## Start Records supplied

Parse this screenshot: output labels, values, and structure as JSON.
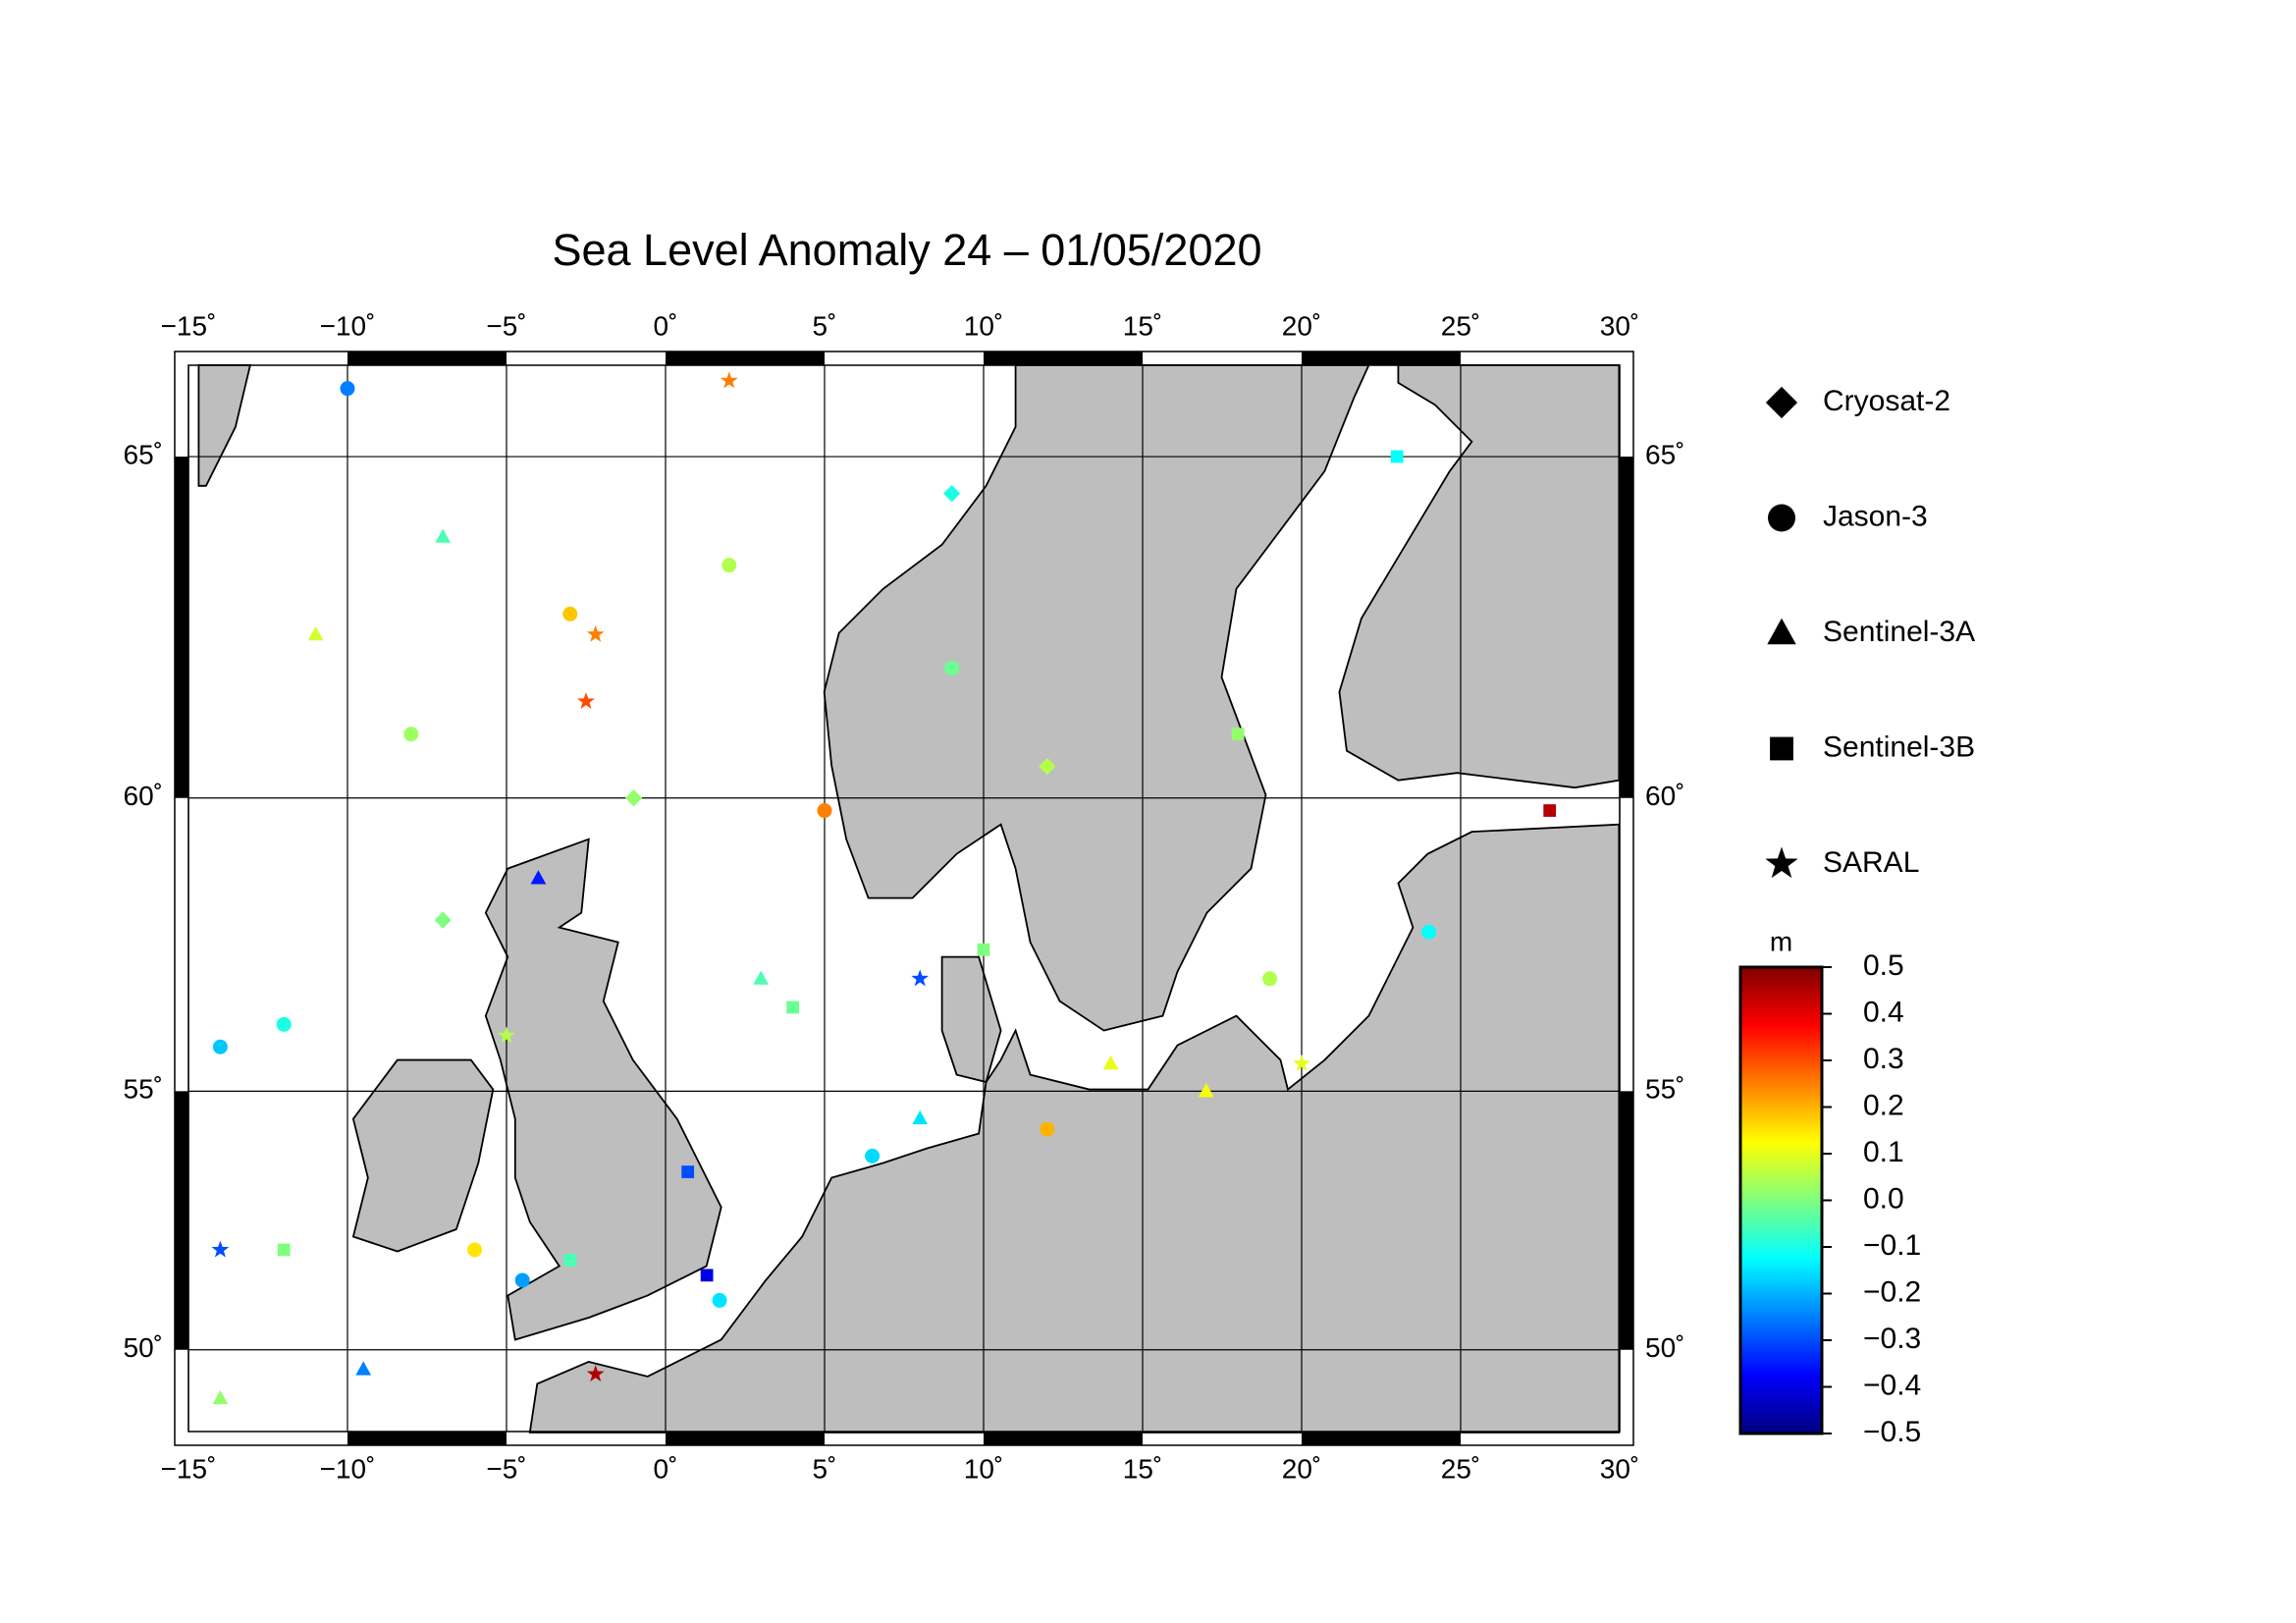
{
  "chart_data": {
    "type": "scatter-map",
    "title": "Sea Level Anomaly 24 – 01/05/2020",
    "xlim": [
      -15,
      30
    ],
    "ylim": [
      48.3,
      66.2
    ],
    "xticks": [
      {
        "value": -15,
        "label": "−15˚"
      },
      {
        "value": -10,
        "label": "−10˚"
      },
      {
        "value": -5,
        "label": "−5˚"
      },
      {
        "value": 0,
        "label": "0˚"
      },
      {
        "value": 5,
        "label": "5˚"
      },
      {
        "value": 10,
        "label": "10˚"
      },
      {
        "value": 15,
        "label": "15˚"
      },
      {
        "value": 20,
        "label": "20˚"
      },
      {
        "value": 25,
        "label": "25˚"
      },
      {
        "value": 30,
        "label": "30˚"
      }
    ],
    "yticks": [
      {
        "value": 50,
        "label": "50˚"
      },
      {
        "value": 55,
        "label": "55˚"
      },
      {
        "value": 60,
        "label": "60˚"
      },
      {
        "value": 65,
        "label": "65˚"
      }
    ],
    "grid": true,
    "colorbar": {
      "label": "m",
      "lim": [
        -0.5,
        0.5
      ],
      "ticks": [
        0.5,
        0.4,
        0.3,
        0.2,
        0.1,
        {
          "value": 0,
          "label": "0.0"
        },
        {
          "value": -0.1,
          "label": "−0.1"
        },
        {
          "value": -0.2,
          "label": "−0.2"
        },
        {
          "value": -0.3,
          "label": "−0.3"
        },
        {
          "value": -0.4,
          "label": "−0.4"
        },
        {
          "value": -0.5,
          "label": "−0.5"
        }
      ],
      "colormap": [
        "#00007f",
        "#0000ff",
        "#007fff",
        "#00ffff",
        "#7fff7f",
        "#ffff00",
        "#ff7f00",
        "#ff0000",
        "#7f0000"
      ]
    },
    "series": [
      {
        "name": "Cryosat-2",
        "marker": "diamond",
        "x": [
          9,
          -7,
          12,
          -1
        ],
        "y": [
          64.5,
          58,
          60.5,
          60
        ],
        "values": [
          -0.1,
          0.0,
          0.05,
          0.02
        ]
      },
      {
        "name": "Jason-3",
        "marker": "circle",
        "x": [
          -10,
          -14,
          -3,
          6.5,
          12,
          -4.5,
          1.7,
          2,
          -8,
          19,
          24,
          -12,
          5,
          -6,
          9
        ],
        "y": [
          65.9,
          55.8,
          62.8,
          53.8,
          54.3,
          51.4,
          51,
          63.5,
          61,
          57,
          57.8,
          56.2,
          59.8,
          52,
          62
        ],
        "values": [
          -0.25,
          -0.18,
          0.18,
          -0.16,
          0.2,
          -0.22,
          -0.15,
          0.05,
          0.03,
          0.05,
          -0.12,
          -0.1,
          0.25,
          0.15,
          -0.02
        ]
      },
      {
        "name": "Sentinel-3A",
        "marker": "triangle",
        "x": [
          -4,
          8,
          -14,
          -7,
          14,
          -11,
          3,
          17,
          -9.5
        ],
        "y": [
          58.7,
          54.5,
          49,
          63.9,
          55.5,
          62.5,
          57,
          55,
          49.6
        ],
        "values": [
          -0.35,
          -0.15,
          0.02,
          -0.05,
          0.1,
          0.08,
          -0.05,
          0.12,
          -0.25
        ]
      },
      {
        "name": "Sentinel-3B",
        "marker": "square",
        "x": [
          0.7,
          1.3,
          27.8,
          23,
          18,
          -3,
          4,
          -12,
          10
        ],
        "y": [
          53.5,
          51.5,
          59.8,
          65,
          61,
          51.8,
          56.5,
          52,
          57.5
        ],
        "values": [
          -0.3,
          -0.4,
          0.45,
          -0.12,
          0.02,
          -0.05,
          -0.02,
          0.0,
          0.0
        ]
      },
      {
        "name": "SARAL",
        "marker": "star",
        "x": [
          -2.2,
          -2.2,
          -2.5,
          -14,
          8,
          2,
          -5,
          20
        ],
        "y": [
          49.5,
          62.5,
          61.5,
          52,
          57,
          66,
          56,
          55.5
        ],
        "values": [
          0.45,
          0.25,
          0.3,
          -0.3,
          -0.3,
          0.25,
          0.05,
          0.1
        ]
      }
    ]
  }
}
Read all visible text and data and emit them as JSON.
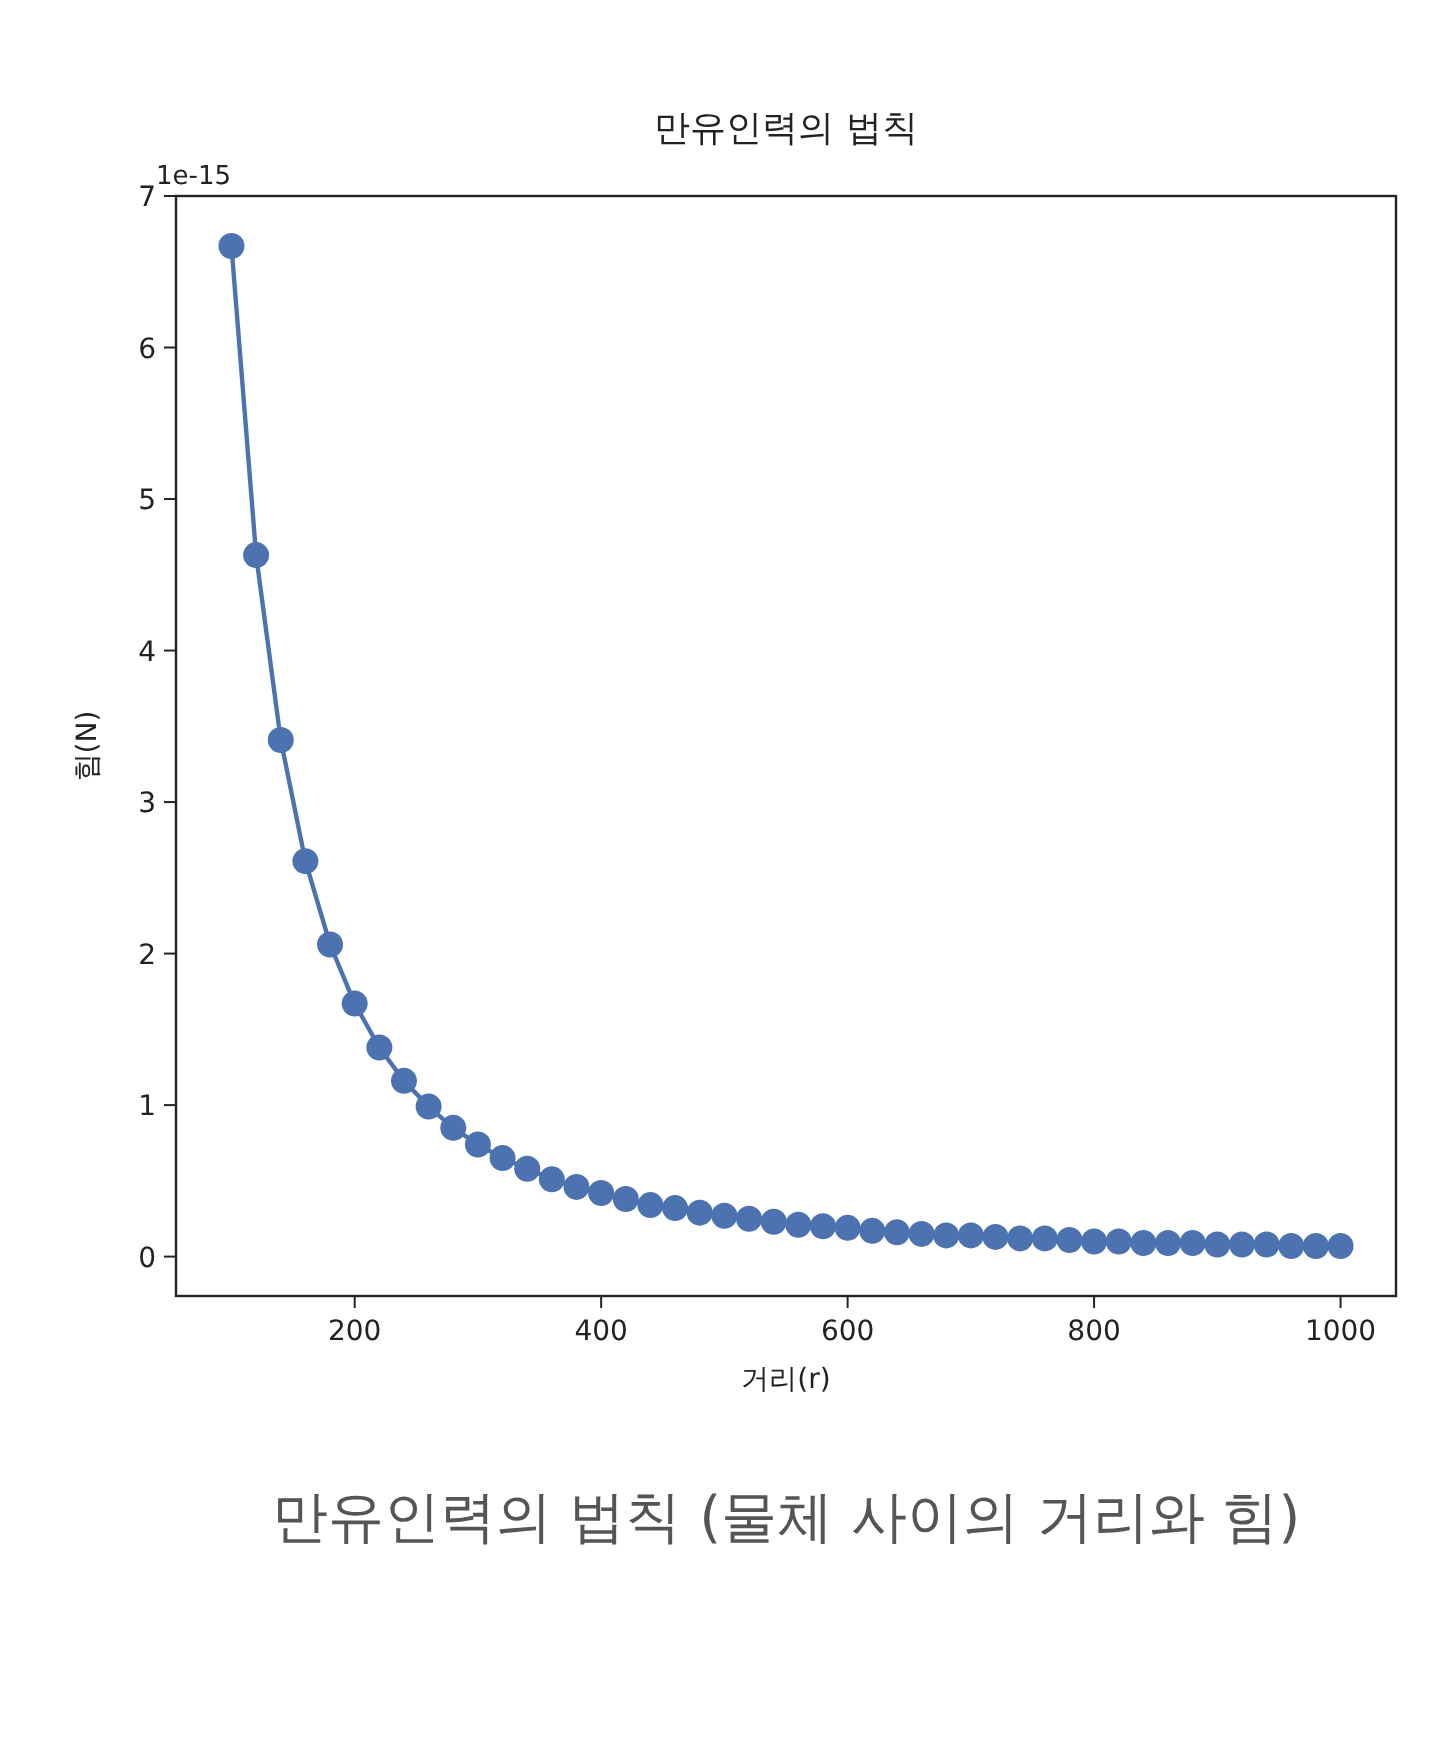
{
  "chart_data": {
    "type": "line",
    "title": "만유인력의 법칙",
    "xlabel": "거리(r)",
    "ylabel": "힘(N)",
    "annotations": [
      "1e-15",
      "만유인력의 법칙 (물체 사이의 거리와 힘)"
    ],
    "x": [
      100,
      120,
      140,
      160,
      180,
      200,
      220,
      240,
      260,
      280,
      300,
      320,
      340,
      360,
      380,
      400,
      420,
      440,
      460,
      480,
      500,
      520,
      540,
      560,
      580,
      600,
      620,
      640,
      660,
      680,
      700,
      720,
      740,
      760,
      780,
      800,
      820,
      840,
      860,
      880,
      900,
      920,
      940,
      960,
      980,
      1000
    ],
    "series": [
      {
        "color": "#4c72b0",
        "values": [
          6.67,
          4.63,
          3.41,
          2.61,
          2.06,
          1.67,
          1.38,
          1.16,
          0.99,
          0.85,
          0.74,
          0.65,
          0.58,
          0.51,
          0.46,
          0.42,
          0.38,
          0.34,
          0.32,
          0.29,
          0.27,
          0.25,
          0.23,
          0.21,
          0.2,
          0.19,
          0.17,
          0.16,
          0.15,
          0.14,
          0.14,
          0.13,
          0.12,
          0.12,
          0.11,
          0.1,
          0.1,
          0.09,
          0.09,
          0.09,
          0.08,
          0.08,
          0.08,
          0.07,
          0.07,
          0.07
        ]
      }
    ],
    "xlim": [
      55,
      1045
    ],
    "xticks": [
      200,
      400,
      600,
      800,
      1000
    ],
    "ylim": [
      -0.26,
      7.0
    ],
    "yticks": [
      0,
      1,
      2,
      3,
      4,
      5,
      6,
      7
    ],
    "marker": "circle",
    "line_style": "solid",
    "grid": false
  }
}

## End Records supplied

■ **Work to do**: Quote all of the entries word for word, omitting any pictures.

■ **Written answer**:
Parse this screenshot: output labels, values, and structure as JSON.
{
  "chart_data": {
    "type": "scatter-map",
    "title": "Sea Level Anomaly 24 – 01/05/2020",
    "xlim": [
      -15,
      30
    ],
    "ylim": [
      48.3,
      66.2
    ],
    "xticks": [
      {
        "value": -15,
        "label": "−15˚"
      },
      {
        "value": -10,
        "label": "−10˚"
      },
      {
        "value": -5,
        "label": "−5˚"
      },
      {
        "value": 0,
        "label": "0˚"
      },
      {
        "value": 5,
        "label": "5˚"
      },
      {
        "value": 10,
        "label": "10˚"
      },
      {
        "value": 15,
        "label": "15˚"
      },
      {
        "value": 20,
        "label": "20˚"
      },
      {
        "value": 25,
        "label": "25˚"
      },
      {
        "value": 30,
        "label": "30˚"
      }
    ],
    "yticks": [
      {
        "value": 50,
        "label": "50˚"
      },
      {
        "value": 55,
        "label": "55˚"
      },
      {
        "value": 60,
        "label": "60˚"
      },
      {
        "value": 65,
        "label": "65˚"
      }
    ],
    "grid": true,
    "colorbar": {
      "label": "m",
      "lim": [
        -0.5,
        0.5
      ],
      "ticks": [
        0.5,
        0.4,
        0.3,
        0.2,
        0.1,
        {
          "value": 0,
          "label": "0.0"
        },
        {
          "value": -0.1,
          "label": "−0.1"
        },
        {
          "value": -0.2,
          "label": "−0.2"
        },
        {
          "value": -0.3,
          "label": "−0.3"
        },
        {
          "value": -0.4,
          "label": "−0.4"
        },
        {
          "value": -0.5,
          "label": "−0.5"
        }
      ],
      "colormap": [
        "#00007f",
        "#0000ff",
        "#007fff",
        "#00ffff",
        "#7fff7f",
        "#ffff00",
        "#ff7f00",
        "#ff0000",
        "#7f0000"
      ]
    },
    "series": [
      {
        "name": "Cryosat-2",
        "marker": "diamond",
        "x": [
          9,
          -7,
          12,
          -1
        ],
        "y": [
          64.5,
          58,
          60.5,
          60
        ],
        "values": [
          -0.1,
          0.0,
          0.05,
          0.02
        ]
      },
      {
        "name": "Jason-3",
        "marker": "circle",
        "x": [
          -10,
          -14,
          -3,
          6.5,
          12,
          -4.5,
          1.7,
          2,
          -8,
          19,
          24,
          -12,
          5,
          -6,
          9
        ],
        "y": [
          65.9,
          55.8,
          62.8,
          53.8,
          54.3,
          51.4,
          51,
          63.5,
          61,
          57,
          57.8,
          56.2,
          59.8,
          52,
          62
        ],
        "values": [
          -0.25,
          -0.18,
          0.18,
          -0.16,
          0.2,
          -0.22,
          -0.15,
          0.05,
          0.03,
          0.05,
          -0.12,
          -0.1,
          0.25,
          0.15,
          -0.02
        ]
      },
      {
        "name": "Sentinel-3A",
        "marker": "triangle",
        "x": [
          -4,
          8,
          -14,
          -7,
          14,
          -11,
          3,
          17,
          -9.5
        ],
        "y": [
          58.7,
          54.5,
          49,
          63.9,
          55.5,
          62.5,
          57,
          55,
          49.6
        ],
        "values": [
          -0.35,
          -0.15,
          0.02,
          -0.05,
          0.1,
          0.08,
          -0.05,
          0.12,
          -0.25
        ]
      },
      {
        "name": "Sentinel-3B",
        "marker": "square",
        "x": [
          0.7,
          1.3,
          27.8,
          23,
          18,
          -3,
          4,
          -12,
          10
        ],
        "y": [
          53.5,
          51.5,
          59.8,
          65,
          61,
          51.8,
          56.5,
          52,
          57.5
        ],
        "values": [
          -0.3,
          -0.4,
          0.45,
          -0.12,
          0.02,
          -0.05,
          -0.02,
          0.0,
          0.0
        ]
      },
      {
        "name": "SARAL",
        "marker": "star",
        "x": [
          -2.2,
          -2.2,
          -2.5,
          -14,
          8,
          2,
          -5,
          20
        ],
        "y": [
          49.5,
          62.5,
          61.5,
          52,
          57,
          66,
          56,
          55.5
        ],
        "values": [
          0.45,
          0.25,
          0.3,
          -0.3,
          -0.3,
          0.25,
          0.05,
          0.1
        ]
      }
    ]
  }
}
Read all visible text and data and emit them as JSON.
{
  "chart_data": {
    "type": "line",
    "title": "만유인력의 법칙",
    "xlabel": "거리(r)",
    "ylabel": "힘(N)",
    "annotations": [
      "1e-15",
      "만유인력의 법칙 (물체 사이의 거리와 힘)"
    ],
    "x": [
      100,
      120,
      140,
      160,
      180,
      200,
      220,
      240,
      260,
      280,
      300,
      320,
      340,
      360,
      380,
      400,
      420,
      440,
      460,
      480,
      500,
      520,
      540,
      560,
      580,
      600,
      620,
      640,
      660,
      680,
      700,
      720,
      740,
      760,
      780,
      800,
      820,
      840,
      860,
      880,
      900,
      920,
      940,
      960,
      980,
      1000
    ],
    "series": [
      {
        "color": "#4c72b0",
        "values": [
          6.67,
          4.63,
          3.41,
          2.61,
          2.06,
          1.67,
          1.38,
          1.16,
          0.99,
          0.85,
          0.74,
          0.65,
          0.58,
          0.51,
          0.46,
          0.42,
          0.38,
          0.34,
          0.32,
          0.29,
          0.27,
          0.25,
          0.23,
          0.21,
          0.2,
          0.19,
          0.17,
          0.16,
          0.15,
          0.14,
          0.14,
          0.13,
          0.12,
          0.12,
          0.11,
          0.1,
          0.1,
          0.09,
          0.09,
          0.09,
          0.08,
          0.08,
          0.08,
          0.07,
          0.07,
          0.07
        ]
      }
    ],
    "xlim": [
      55,
      1045
    ],
    "xticks": [
      200,
      400,
      600,
      800,
      1000
    ],
    "ylim": [
      -0.26,
      7.0
    ],
    "yticks": [
      0,
      1,
      2,
      3,
      4,
      5,
      6,
      7
    ],
    "marker": "circle",
    "line_style": "solid",
    "grid": false
  }
}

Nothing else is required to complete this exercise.